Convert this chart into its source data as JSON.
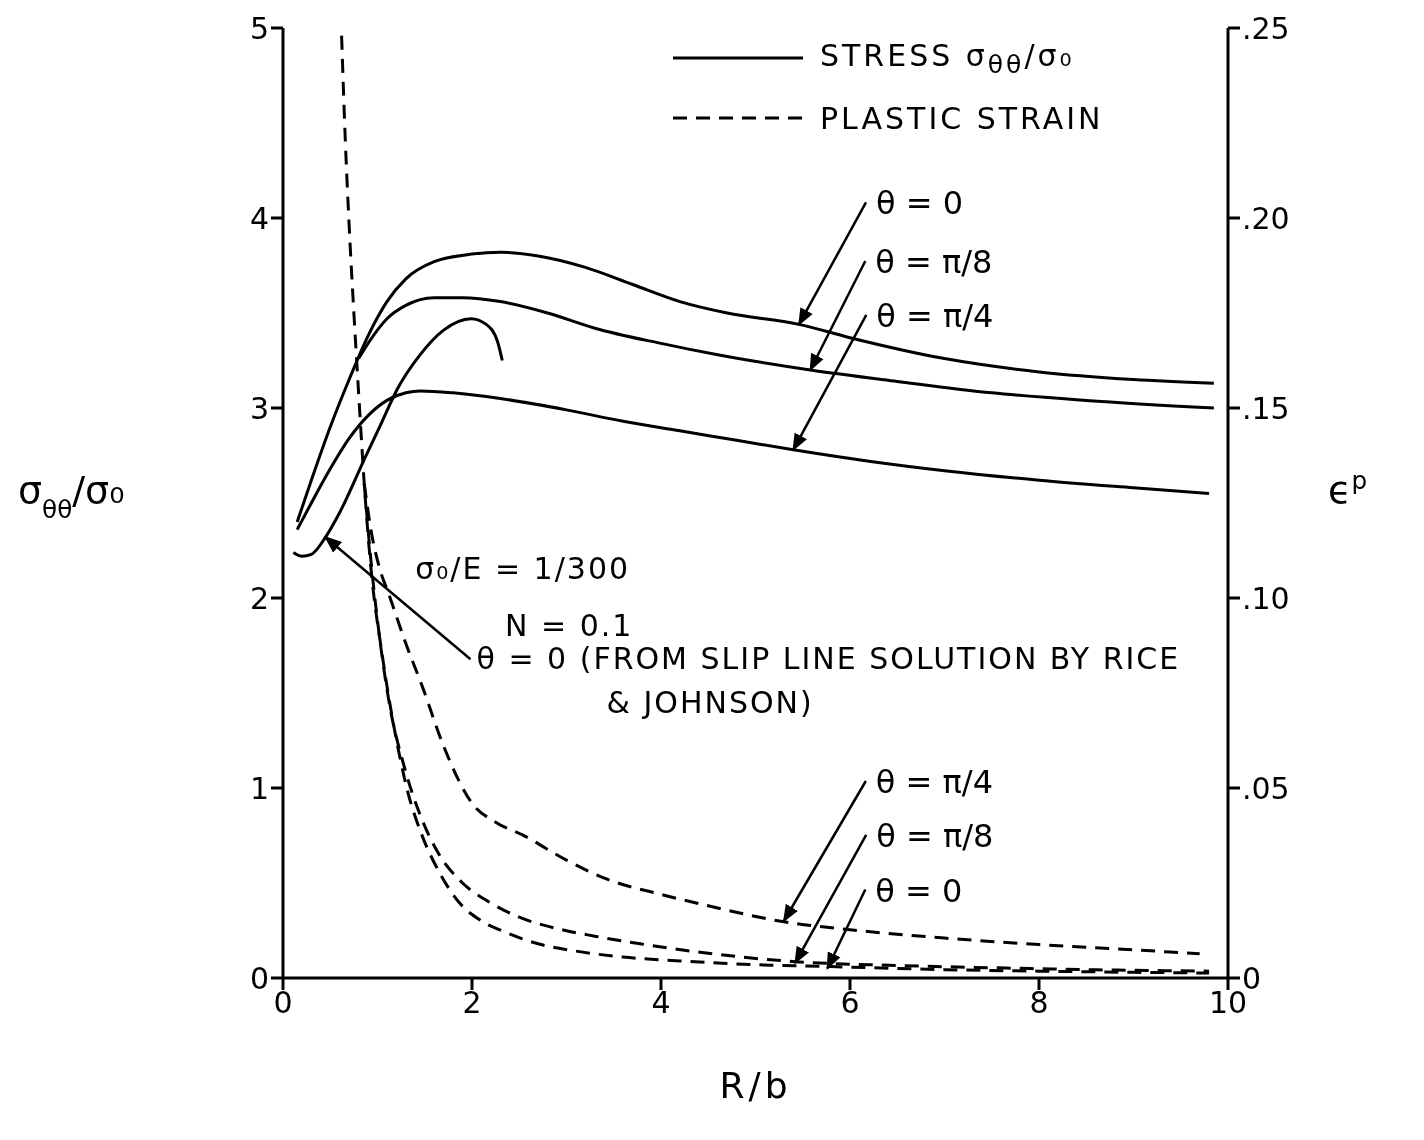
{
  "chart_data": {
    "type": "line",
    "xlabel": "R/b",
    "ylabel": "σ$_{θθ}$/σ₀",
    "y2label": "ϵ$^{p}$",
    "xlim": [
      0,
      10
    ],
    "xticks": [
      0,
      2,
      4,
      6,
      8,
      10
    ],
    "ylim": [
      0,
      5
    ],
    "yticks": [
      0,
      1,
      2,
      3,
      4,
      5
    ],
    "y2lim": [
      0,
      0.25
    ],
    "y2ticks": [
      {
        "value": 0,
        "label": "0"
      },
      {
        "value": 0.05,
        "label": ".05"
      },
      {
        "value": 0.1,
        "label": ".10"
      },
      {
        "value": 0.15,
        "label": ".15"
      },
      {
        "value": 0.2,
        "label": ".20"
      },
      {
        "value": 0.25,
        "label": ".25"
      }
    ],
    "grid": false,
    "legend": "top right",
    "marker": "none",
    "series": [
      {
        "name": "STRESS σ$_{θθ}$/σ₀",
        "color": "#000000",
        "line_style": "solid",
        "x": [
          0.15,
          0.3,
          0.5,
          0.7,
          0.9,
          1.1,
          1.3,
          1.6,
          2.0,
          2.3,
          2.7,
          3.2,
          3.7,
          4.2,
          4.7,
          5.46,
          6,
          7,
          8,
          9,
          9.85
        ],
        "values": [
          2.4,
          2.62,
          2.9,
          3.15,
          3.38,
          3.56,
          3.68,
          3.77,
          3.81,
          3.82,
          3.8,
          3.74,
          3.65,
          3.56,
          3.5,
          3.44,
          3.37,
          3.26,
          3.19,
          3.15,
          3.13
        ]
      },
      {
        "color": "#000000",
        "line_style": "solid",
        "x": [
          0.8,
          0.9,
          1.1,
          1.3,
          1.6,
          1.9,
          2.3,
          2.8,
          3.3,
          4,
          4.6,
          5.58,
          6.5,
          7.5,
          8.5,
          9.85
        ],
        "values": [
          3.26,
          3.34,
          3.47,
          3.54,
          3.58,
          3.58,
          3.56,
          3.5,
          3.42,
          3.34,
          3.28,
          3.2,
          3.14,
          3.08,
          3.04,
          3.0
        ]
      },
      {
        "color": "#000000",
        "line_style": "solid",
        "x": [
          0.15,
          0.3,
          0.5,
          0.7,
          0.9,
          1.1,
          1.3,
          1.45,
          1.8,
          2.3,
          3,
          3.6,
          4.2,
          4.8,
          5.4,
          6.2,
          7,
          8,
          9,
          9.8
        ],
        "values": [
          2.36,
          2.5,
          2.68,
          2.84,
          2.96,
          3.04,
          3.08,
          3.09,
          3.08,
          3.05,
          2.99,
          2.93,
          2.88,
          2.83,
          2.78,
          2.72,
          2.67,
          2.62,
          2.58,
          2.55
        ]
      },
      {
        "color": "#000000",
        "line_style": "solid",
        "x": [
          0.11,
          0.2,
          0.3,
          0.45,
          0.6,
          0.87,
          1.05,
          1.21,
          1.45,
          1.7,
          1.99,
          2.15,
          2.27,
          2.32
        ],
        "values": [
          2.24,
          2.22,
          2.23,
          2.32,
          2.45,
          2.74,
          2.93,
          3.1,
          3.28,
          3.41,
          3.47,
          3.44,
          3.35,
          3.25
        ]
      },
      {
        "name": "PLASTIC STRAIN",
        "color": "#000000",
        "line_style": "dashed",
        "axis": "y2",
        "x": [
          0.62,
          0.66,
          0.7,
          0.75,
          0.8,
          0.86,
          0.93,
          1.05,
          1.19,
          1.32,
          1.47,
          1.65,
          1.86,
          2.1,
          2.36,
          2.7,
          3.07,
          3.6,
          4.2,
          5,
          5.8,
          7,
          8,
          9,
          9.8
        ],
        "values": [
          0.248,
          0.22,
          0.198,
          0.175,
          0.154,
          0.13,
          0.108,
          0.085,
          0.064,
          0.049,
          0.0376,
          0.028,
          0.02,
          0.015,
          0.012,
          0.009,
          0.0072,
          0.0055,
          0.0045,
          0.0035,
          0.003,
          0.0022,
          0.0018,
          0.0015,
          0.0013
        ]
      },
      {
        "color": "#000000",
        "line_style": "dashed",
        "axis": "y2",
        "x": [
          0.86,
          0.93,
          1.02,
          1.12,
          1.29,
          1.45,
          1.64,
          1.9,
          2.18,
          2.5,
          2.9,
          3.3,
          3.78,
          4.5,
          5.42,
          6.5,
          7.5,
          8.5,
          9.8
        ],
        "values": [
          0.13,
          0.11,
          0.09,
          0.073,
          0.055,
          0.043,
          0.033,
          0.025,
          0.02,
          0.016,
          0.013,
          0.011,
          0.009,
          0.0065,
          0.0043,
          0.0033,
          0.0027,
          0.0022,
          0.0018
        ]
      },
      {
        "color": "#000000",
        "line_style": "dashed",
        "axis": "y2",
        "x": [
          0.86,
          0.93,
          1.02,
          1.12,
          1.3,
          1.47,
          1.7,
          2.0,
          2.25,
          2.54,
          3.0,
          3.43,
          4.0,
          4.5,
          5.3,
          6,
          7,
          8,
          9,
          9.7
        ],
        "values": [
          0.13,
          0.118,
          0.108,
          0.101,
          0.088,
          0.077,
          0.061,
          0.046,
          0.041,
          0.0376,
          0.031,
          0.026,
          0.022,
          0.019,
          0.0148,
          0.0127,
          0.0105,
          0.0088,
          0.0074,
          0.0064
        ]
      }
    ],
    "annotations": [
      {
        "text": "θ = 0",
        "x": 5.46,
        "y": 3.44
      },
      {
        "text": "θ = π/8",
        "x": 5.58,
        "y": 3.2
      },
      {
        "text": "θ = π/4",
        "x": 5.4,
        "y": 2.78
      },
      "σ₀/E = 1/300",
      "N = 0.1",
      {
        "text": "θ = 0 (FROM SLIP LINE SOLUTION BY RICE & JOHNSON)",
        "x": 0.45,
        "y": 2.32
      },
      {
        "text": "θ = π/4",
        "x": 5.3,
        "y": 0.3
      },
      {
        "text": "θ = π/8",
        "x": 5.42,
        "y": 0.08
      },
      {
        "text": "θ = 0",
        "x": 5.76,
        "y": 0.05
      }
    ]
  }
}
________
Challenge:
Word for word, quote the full listing, omitting every picture.

Exercise response:
Convert this chart into its source data as JSON.
{
  "chart_data": {
    "type": "line",
    "xlabel": "R/b",
    "ylabel": "σ$_{θθ}$/σ₀",
    "y2label": "ϵ$^{p}$",
    "xlim": [
      0,
      10
    ],
    "xticks": [
      0,
      2,
      4,
      6,
      8,
      10
    ],
    "ylim": [
      0,
      5
    ],
    "yticks": [
      0,
      1,
      2,
      3,
      4,
      5
    ],
    "y2lim": [
      0,
      0.25
    ],
    "y2ticks": [
      {
        "value": 0,
        "label": "0"
      },
      {
        "value": 0.05,
        "label": ".05"
      },
      {
        "value": 0.1,
        "label": ".10"
      },
      {
        "value": 0.15,
        "label": ".15"
      },
      {
        "value": 0.2,
        "label": ".20"
      },
      {
        "value": 0.25,
        "label": ".25"
      }
    ],
    "grid": false,
    "legend": "top right",
    "marker": "none",
    "series": [
      {
        "name": "STRESS σ$_{θθ}$/σ₀",
        "color": "#000000",
        "line_style": "solid",
        "x": [
          0.15,
          0.3,
          0.5,
          0.7,
          0.9,
          1.1,
          1.3,
          1.6,
          2.0,
          2.3,
          2.7,
          3.2,
          3.7,
          4.2,
          4.7,
          5.46,
          6,
          7,
          8,
          9,
          9.85
        ],
        "values": [
          2.4,
          2.62,
          2.9,
          3.15,
          3.38,
          3.56,
          3.68,
          3.77,
          3.81,
          3.82,
          3.8,
          3.74,
          3.65,
          3.56,
          3.5,
          3.44,
          3.37,
          3.26,
          3.19,
          3.15,
          3.13
        ]
      },
      {
        "color": "#000000",
        "line_style": "solid",
        "x": [
          0.8,
          0.9,
          1.1,
          1.3,
          1.6,
          1.9,
          2.3,
          2.8,
          3.3,
          4,
          4.6,
          5.58,
          6.5,
          7.5,
          8.5,
          9.85
        ],
        "values": [
          3.26,
          3.34,
          3.47,
          3.54,
          3.58,
          3.58,
          3.56,
          3.5,
          3.42,
          3.34,
          3.28,
          3.2,
          3.14,
          3.08,
          3.04,
          3.0
        ]
      },
      {
        "color": "#000000",
        "line_style": "solid",
        "x": [
          0.15,
          0.3,
          0.5,
          0.7,
          0.9,
          1.1,
          1.3,
          1.45,
          1.8,
          2.3,
          3,
          3.6,
          4.2,
          4.8,
          5.4,
          6.2,
          7,
          8,
          9,
          9.8
        ],
        "values": [
          2.36,
          2.5,
          2.68,
          2.84,
          2.96,
          3.04,
          3.08,
          3.09,
          3.08,
          3.05,
          2.99,
          2.93,
          2.88,
          2.83,
          2.78,
          2.72,
          2.67,
          2.62,
          2.58,
          2.55
        ]
      },
      {
        "color": "#000000",
        "line_style": "solid",
        "x": [
          0.11,
          0.2,
          0.3,
          0.45,
          0.6,
          0.87,
          1.05,
          1.21,
          1.45,
          1.7,
          1.99,
          2.15,
          2.27,
          2.32
        ],
        "values": [
          2.24,
          2.22,
          2.23,
          2.32,
          2.45,
          2.74,
          2.93,
          3.1,
          3.28,
          3.41,
          3.47,
          3.44,
          3.35,
          3.25
        ]
      },
      {
        "name": "PLASTIC STRAIN",
        "color": "#000000",
        "line_style": "dashed",
        "axis": "y2",
        "x": [
          0.62,
          0.66,
          0.7,
          0.75,
          0.8,
          0.86,
          0.93,
          1.05,
          1.19,
          1.32,
          1.47,
          1.65,
          1.86,
          2.1,
          2.36,
          2.7,
          3.07,
          3.6,
          4.2,
          5,
          5.8,
          7,
          8,
          9,
          9.8
        ],
        "values": [
          0.248,
          0.22,
          0.198,
          0.175,
          0.154,
          0.13,
          0.108,
          0.085,
          0.064,
          0.049,
          0.0376,
          0.028,
          0.02,
          0.015,
          0.012,
          0.009,
          0.0072,
          0.0055,
          0.0045,
          0.0035,
          0.003,
          0.0022,
          0.0018,
          0.0015,
          0.0013
        ]
      },
      {
        "color": "#000000",
        "line_style": "dashed",
        "axis": "y2",
        "x": [
          0.86,
          0.93,
          1.02,
          1.12,
          1.29,
          1.45,
          1.64,
          1.9,
          2.18,
          2.5,
          2.9,
          3.3,
          3.78,
          4.5,
          5.42,
          6.5,
          7.5,
          8.5,
          9.8
        ],
        "values": [
          0.13,
          0.11,
          0.09,
          0.073,
          0.055,
          0.043,
          0.033,
          0.025,
          0.02,
          0.016,
          0.013,
          0.011,
          0.009,
          0.0065,
          0.0043,
          0.0033,
          0.0027,
          0.0022,
          0.0018
        ]
      },
      {
        "color": "#000000",
        "line_style": "dashed",
        "axis": "y2",
        "x": [
          0.86,
          0.93,
          1.02,
          1.12,
          1.3,
          1.47,
          1.7,
          2.0,
          2.25,
          2.54,
          3.0,
          3.43,
          4.0,
          4.5,
          5.3,
          6,
          7,
          8,
          9,
          9.7
        ],
        "values": [
          0.13,
          0.118,
          0.108,
          0.101,
          0.088,
          0.077,
          0.061,
          0.046,
          0.041,
          0.0376,
          0.031,
          0.026,
          0.022,
          0.019,
          0.0148,
          0.0127,
          0.0105,
          0.0088,
          0.0074,
          0.0064
        ]
      }
    ],
    "annotations": [
      {
        "text": "θ = 0",
        "x": 5.46,
        "y": 3.44
      },
      {
        "text": "θ = π/8",
        "x": 5.58,
        "y": 3.2
      },
      {
        "text": "θ = π/4",
        "x": 5.4,
        "y": 2.78
      },
      "σ₀/E = 1/300",
      "N = 0.1",
      {
        "text": "θ = 0 (FROM SLIP LINE SOLUTION BY RICE & JOHNSON)",
        "x": 0.45,
        "y": 2.32
      },
      {
        "text": "θ = π/4",
        "x": 5.3,
        "y": 0.3
      },
      {
        "text": "θ = π/8",
        "x": 5.42,
        "y": 0.08
      },
      {
        "text": "θ = 0",
        "x": 5.76,
        "y": 0.05
      }
    ]
  }
}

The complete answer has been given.